• EXERCISE BRIEF: Keep only the lines of the data below that contain "this", and copy them.

• TASK INPUT:

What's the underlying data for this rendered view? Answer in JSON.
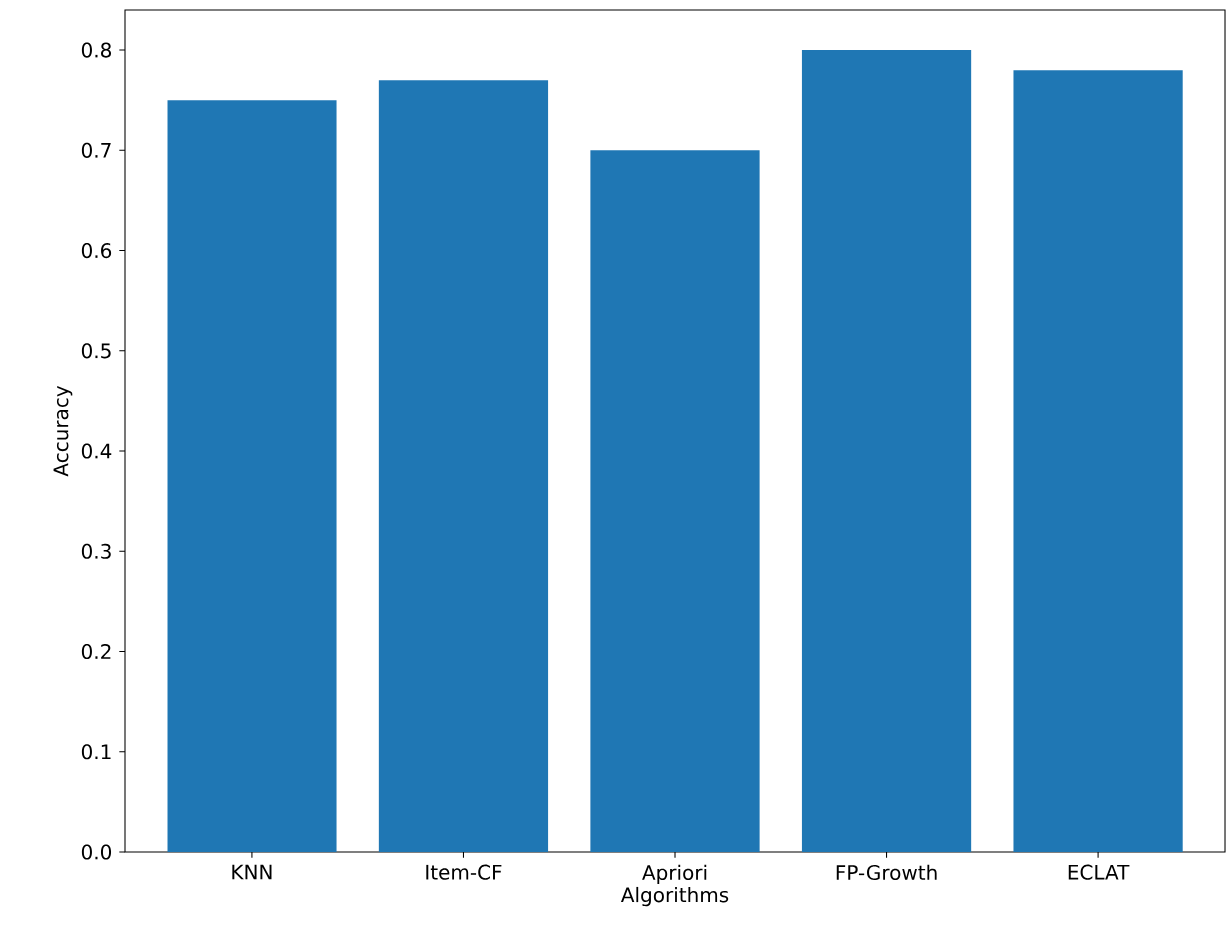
{
  "chart_data": {
    "type": "bar",
    "xlabel": "Algorithms",
    "ylabel": "Accuracy",
    "categories": [
      "KNN",
      "Item-CF",
      "Apriori",
      "FP-Growth",
      "ECLAT"
    ],
    "values": [
      0.75,
      0.77,
      0.7,
      0.8,
      0.78
    ],
    "color": "#1f77b4",
    "ylim": [
      0,
      0.84
    ],
    "yticks": [
      {
        "value": 0,
        "label": "0.0"
      },
      0.1,
      0.2,
      0.3,
      0.4,
      0.5,
      0.6,
      0.7,
      0.8
    ]
  }
}
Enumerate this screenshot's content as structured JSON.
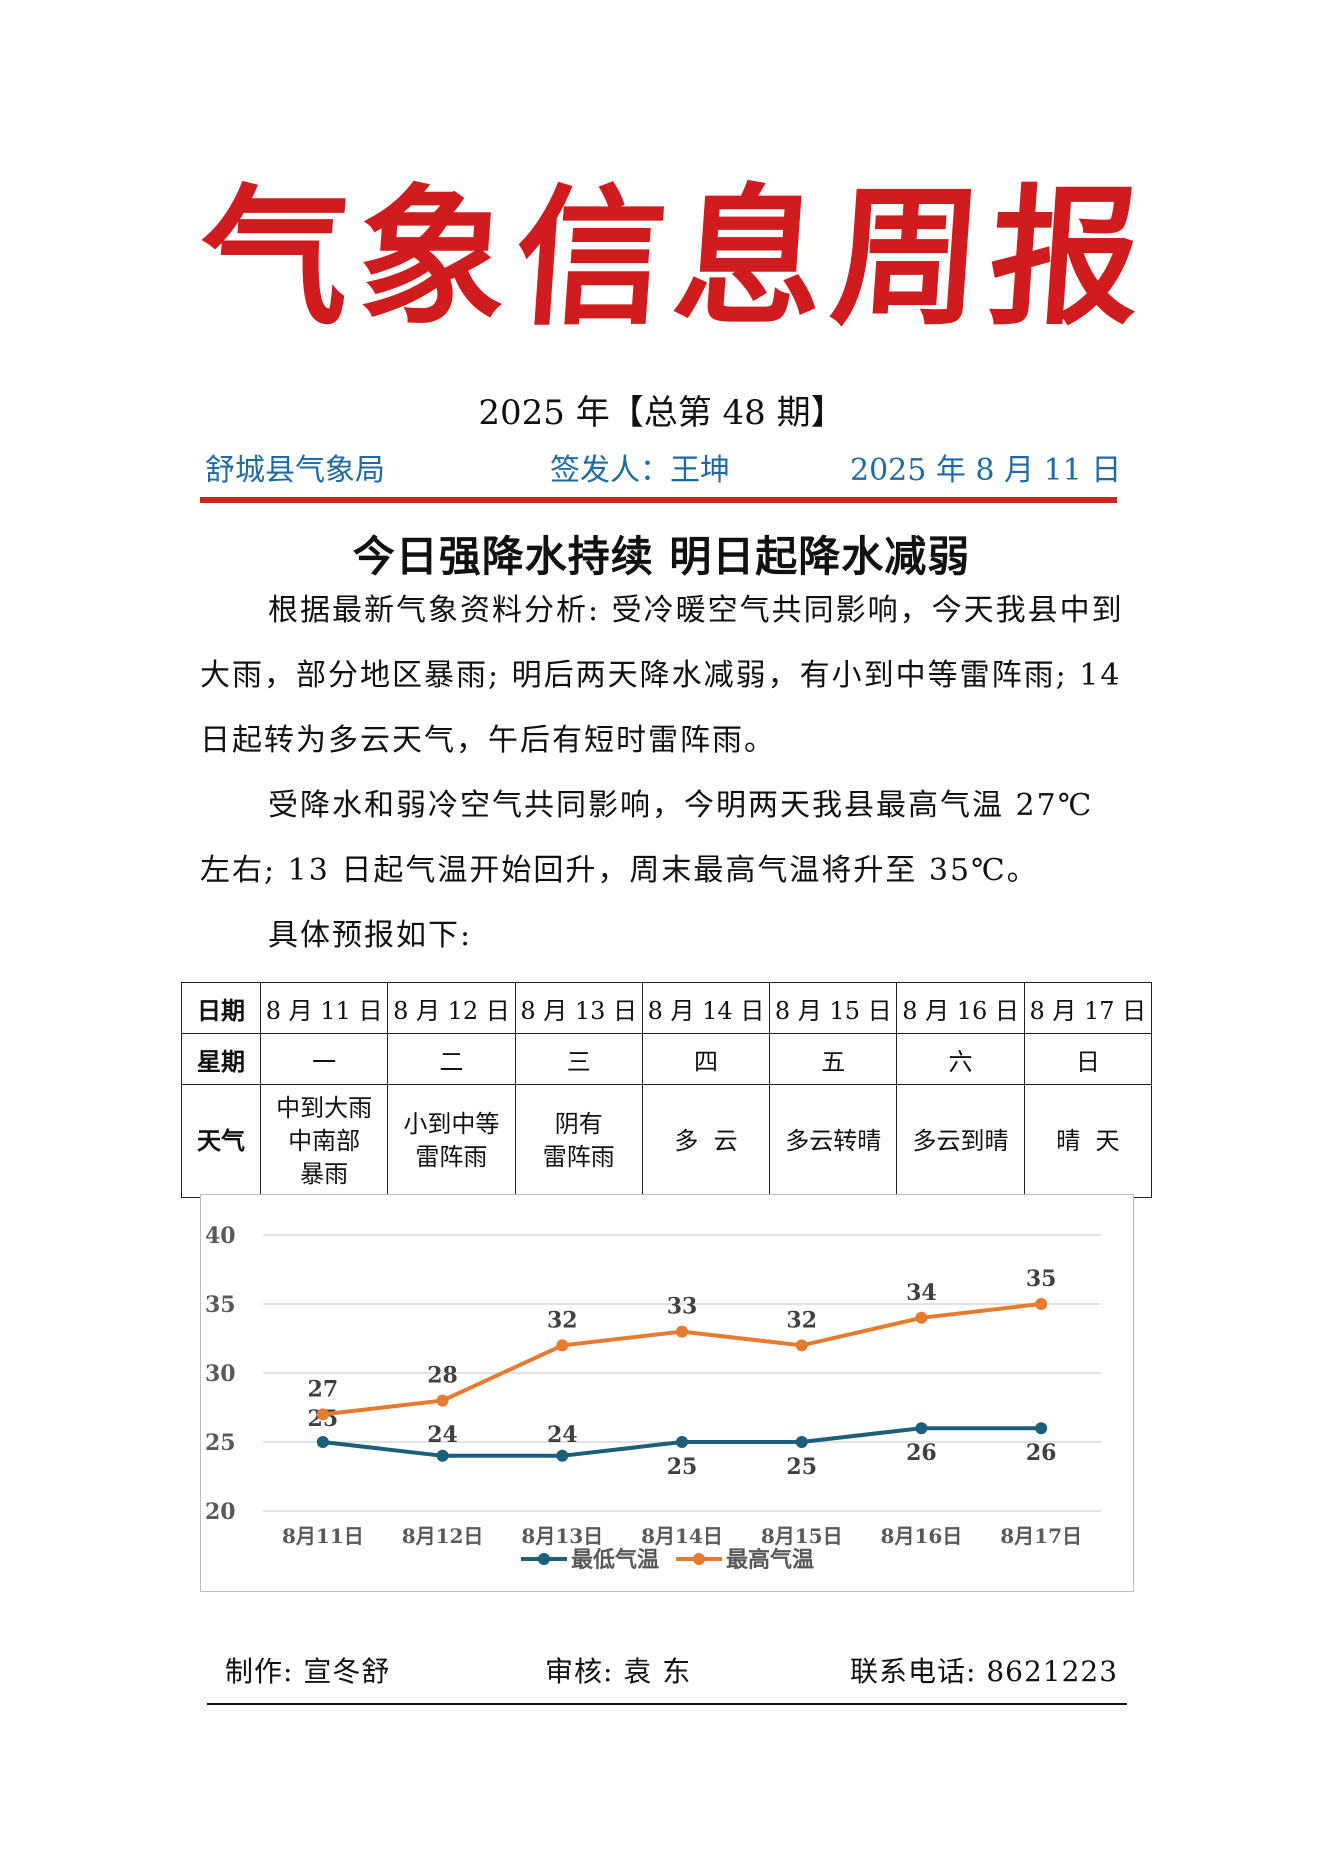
{
  "masthead": {
    "chars": [
      "气",
      "象",
      "信",
      "息",
      "周",
      "报"
    ]
  },
  "issue_line": "2025 年【总第 48 期】",
  "meta": {
    "bureau": "舒城县气象局",
    "signer": "签发人：王坤",
    "date": "2025 年 8 月 11 日"
  },
  "headline": "今日强降水持续   明日起降水减弱",
  "paragraphs": [
    "根据最新气象资料分析: 受冷暖空气共同影响，今天我县中到大雨，部分地区暴雨; 明后两天降水减弱，有小到中等雷阵雨; 14 日起转为多云天气，午后有短时雷阵雨。",
    "受降水和弱冷空气共同影响，今明两天我县最高气温 27℃左右; 13 日起气温开始回升，周末最高气温将升至 35℃。",
    "具体预报如下:"
  ],
  "table": {
    "row_headers": [
      "日期",
      "星期",
      "天气"
    ],
    "dates": [
      "8 月 11 日",
      "8 月 12 日",
      "8 月 13 日",
      "8 月 14 日",
      "8 月 15 日",
      "8 月 16 日",
      "8 月 17 日"
    ],
    "weekdays": [
      "一",
      "二",
      "三",
      "四",
      "五",
      "六",
      "日"
    ],
    "weather": [
      [
        "中到大雨",
        "中南部",
        "暴雨"
      ],
      [
        "小到中等",
        "雷阵雨"
      ],
      [
        "阴有",
        "雷阵雨"
      ],
      [
        "多  云"
      ],
      [
        "多云转晴"
      ],
      [
        "多云到晴"
      ],
      [
        "晴  天"
      ]
    ]
  },
  "chart_data": {
    "type": "line",
    "categories": [
      "8月11日",
      "8月12日",
      "8月13日",
      "8月14日",
      "8月15日",
      "8月16日",
      "8月17日"
    ],
    "series": [
      {
        "name": "最低气温",
        "values": [
          25,
          24,
          24,
          25,
          25,
          26,
          26
        ],
        "color": "#1c5f7a"
      },
      {
        "name": "最高气温",
        "values": [
          27,
          28,
          32,
          33,
          32,
          34,
          35
        ],
        "color": "#e67a2e"
      }
    ],
    "ylim": [
      20,
      40
    ],
    "yticks": [
      20,
      25,
      30,
      35,
      40
    ],
    "grid": true,
    "legend": "bottom",
    "data_labels": true
  },
  "footer": {
    "maker": "制作: 宣冬舒",
    "reviewer": "审核: 袁 东",
    "phone": "联系电话: 8621223"
  }
}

• ANSWER TO THE EXERCISE:
What's the underlying data for this rendered view? Answer in JSON.
Enumerate this screenshot's content as structured JSON.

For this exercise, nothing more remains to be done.